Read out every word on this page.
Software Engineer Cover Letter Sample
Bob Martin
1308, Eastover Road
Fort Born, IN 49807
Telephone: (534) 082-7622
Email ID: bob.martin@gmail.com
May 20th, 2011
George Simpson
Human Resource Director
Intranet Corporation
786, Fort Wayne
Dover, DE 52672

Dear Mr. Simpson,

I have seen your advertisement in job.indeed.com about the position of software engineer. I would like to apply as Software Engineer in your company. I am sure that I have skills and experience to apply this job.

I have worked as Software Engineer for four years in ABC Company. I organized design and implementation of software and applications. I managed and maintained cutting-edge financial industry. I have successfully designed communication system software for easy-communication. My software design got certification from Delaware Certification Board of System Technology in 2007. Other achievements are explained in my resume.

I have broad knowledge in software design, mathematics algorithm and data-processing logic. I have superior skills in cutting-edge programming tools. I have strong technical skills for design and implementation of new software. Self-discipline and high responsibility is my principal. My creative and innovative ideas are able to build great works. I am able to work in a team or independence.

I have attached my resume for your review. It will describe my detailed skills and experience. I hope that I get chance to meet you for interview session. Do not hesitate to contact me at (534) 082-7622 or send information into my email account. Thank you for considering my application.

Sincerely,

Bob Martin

⁂

_Exercise instructions_. Copy every line of the data that holds the string "this".

_Output_.
Read out every word on this page.
I have seen your advertisement in job.indeed.com about the position of software engineer. I would like to apply as Software Engineer in your company. I am sure that I have skills and experience to apply this job.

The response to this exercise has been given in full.